Repeat all of the data precisely.

→ **Raw records**
......
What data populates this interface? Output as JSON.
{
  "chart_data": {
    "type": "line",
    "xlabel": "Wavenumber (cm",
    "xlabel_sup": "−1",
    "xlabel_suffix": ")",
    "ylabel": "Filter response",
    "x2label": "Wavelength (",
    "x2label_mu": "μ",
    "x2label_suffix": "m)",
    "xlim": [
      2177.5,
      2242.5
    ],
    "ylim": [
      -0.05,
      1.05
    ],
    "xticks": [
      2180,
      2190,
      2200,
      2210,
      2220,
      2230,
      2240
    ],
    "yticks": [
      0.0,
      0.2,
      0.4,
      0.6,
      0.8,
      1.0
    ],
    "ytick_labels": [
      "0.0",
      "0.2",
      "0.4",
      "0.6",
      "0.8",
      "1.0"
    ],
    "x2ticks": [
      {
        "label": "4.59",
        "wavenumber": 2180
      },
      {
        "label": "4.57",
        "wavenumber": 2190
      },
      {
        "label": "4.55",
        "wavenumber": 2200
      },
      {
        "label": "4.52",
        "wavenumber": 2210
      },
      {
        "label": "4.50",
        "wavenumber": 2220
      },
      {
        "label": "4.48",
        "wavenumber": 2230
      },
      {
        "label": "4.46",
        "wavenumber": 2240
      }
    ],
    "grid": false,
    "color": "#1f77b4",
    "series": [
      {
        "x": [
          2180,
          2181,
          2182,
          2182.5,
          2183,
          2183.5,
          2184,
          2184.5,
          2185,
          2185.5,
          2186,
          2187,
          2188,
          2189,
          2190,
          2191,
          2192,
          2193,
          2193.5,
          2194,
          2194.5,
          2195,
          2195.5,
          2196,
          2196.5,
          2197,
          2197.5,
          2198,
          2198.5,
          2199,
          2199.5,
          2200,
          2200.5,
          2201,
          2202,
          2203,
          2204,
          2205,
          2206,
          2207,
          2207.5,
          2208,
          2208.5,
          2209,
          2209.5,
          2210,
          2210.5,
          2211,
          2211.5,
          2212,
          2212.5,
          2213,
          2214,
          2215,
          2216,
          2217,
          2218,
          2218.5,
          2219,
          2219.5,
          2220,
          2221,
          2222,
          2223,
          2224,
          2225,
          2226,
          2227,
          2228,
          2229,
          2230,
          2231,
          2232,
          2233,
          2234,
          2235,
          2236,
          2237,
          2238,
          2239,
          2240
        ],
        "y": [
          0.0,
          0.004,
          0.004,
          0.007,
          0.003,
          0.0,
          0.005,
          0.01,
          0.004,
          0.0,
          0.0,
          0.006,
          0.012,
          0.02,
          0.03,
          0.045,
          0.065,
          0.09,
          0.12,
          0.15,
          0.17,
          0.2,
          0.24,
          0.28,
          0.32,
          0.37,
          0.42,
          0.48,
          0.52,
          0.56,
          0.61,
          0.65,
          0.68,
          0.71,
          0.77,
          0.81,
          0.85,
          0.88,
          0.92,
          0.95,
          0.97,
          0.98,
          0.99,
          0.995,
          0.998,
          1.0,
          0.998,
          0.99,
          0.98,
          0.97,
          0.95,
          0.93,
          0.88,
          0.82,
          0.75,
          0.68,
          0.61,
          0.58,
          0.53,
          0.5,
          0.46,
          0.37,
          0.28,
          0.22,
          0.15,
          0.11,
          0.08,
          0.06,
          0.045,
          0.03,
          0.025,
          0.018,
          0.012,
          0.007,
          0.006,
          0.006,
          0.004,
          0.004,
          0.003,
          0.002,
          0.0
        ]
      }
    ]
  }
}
......
→ **Response to this exercise**
What data populates this interface? Output as JSON.
{
  "chart_data": {
    "type": "line",
    "xlabel": "Wavenumber (cm",
    "xlabel_sup": "−1",
    "xlabel_suffix": ")",
    "ylabel": "Filter response",
    "x2label": "Wavelength (",
    "x2label_mu": "μ",
    "x2label_suffix": "m)",
    "xlim": [
      2177.5,
      2242.5
    ],
    "ylim": [
      -0.05,
      1.05
    ],
    "xticks": [
      2180,
      2190,
      2200,
      2210,
      2220,
      2230,
      2240
    ],
    "yticks": [
      0.0,
      0.2,
      0.4,
      0.6,
      0.8,
      1.0
    ],
    "ytick_labels": [
      "0.0",
      "0.2",
      "0.4",
      "0.6",
      "0.8",
      "1.0"
    ],
    "x2ticks": [
      {
        "label": "4.59",
        "wavenumber": 2180
      },
      {
        "label": "4.57",
        "wavenumber": 2190
      },
      {
        "label": "4.55",
        "wavenumber": 2200
      },
      {
        "label": "4.52",
        "wavenumber": 2210
      },
      {
        "label": "4.50",
        "wavenumber": 2220
      },
      {
        "label": "4.48",
        "wavenumber": 2230
      },
      {
        "label": "4.46",
        "wavenumber": 2240
      }
    ],
    "grid": false,
    "color": "#1f77b4",
    "series": [
      {
        "x": [
          2180,
          2181,
          2182,
          2182.5,
          2183,
          2183.5,
          2184,
          2184.5,
          2185,
          2185.5,
          2186,
          2187,
          2188,
          2189,
          2190,
          2191,
          2192,
          2193,
          2193.5,
          2194,
          2194.5,
          2195,
          2195.5,
          2196,
          2196.5,
          2197,
          2197.5,
          2198,
          2198.5,
          2199,
          2199.5,
          2200,
          2200.5,
          2201,
          2202,
          2203,
          2204,
          2205,
          2206,
          2207,
          2207.5,
          2208,
          2208.5,
          2209,
          2209.5,
          2210,
          2210.5,
          2211,
          2211.5,
          2212,
          2212.5,
          2213,
          2214,
          2215,
          2216,
          2217,
          2218,
          2218.5,
          2219,
          2219.5,
          2220,
          2221,
          2222,
          2223,
          2224,
          2225,
          2226,
          2227,
          2228,
          2229,
          2230,
          2231,
          2232,
          2233,
          2234,
          2235,
          2236,
          2237,
          2238,
          2239,
          2240
        ],
        "y": [
          0.0,
          0.004,
          0.004,
          0.007,
          0.003,
          0.0,
          0.005,
          0.01,
          0.004,
          0.0,
          0.0,
          0.006,
          0.012,
          0.02,
          0.03,
          0.045,
          0.065,
          0.09,
          0.12,
          0.15,
          0.17,
          0.2,
          0.24,
          0.28,
          0.32,
          0.37,
          0.42,
          0.48,
          0.52,
          0.56,
          0.61,
          0.65,
          0.68,
          0.71,
          0.77,
          0.81,
          0.85,
          0.88,
          0.92,
          0.95,
          0.97,
          0.98,
          0.99,
          0.995,
          0.998,
          1.0,
          0.998,
          0.99,
          0.98,
          0.97,
          0.95,
          0.93,
          0.88,
          0.82,
          0.75,
          0.68,
          0.61,
          0.58,
          0.53,
          0.5,
          0.46,
          0.37,
          0.28,
          0.22,
          0.15,
          0.11,
          0.08,
          0.06,
          0.045,
          0.03,
          0.025,
          0.018,
          0.012,
          0.007,
          0.006,
          0.006,
          0.004,
          0.004,
          0.003,
          0.002,
          0.0
        ]
      }
    ]
  }
}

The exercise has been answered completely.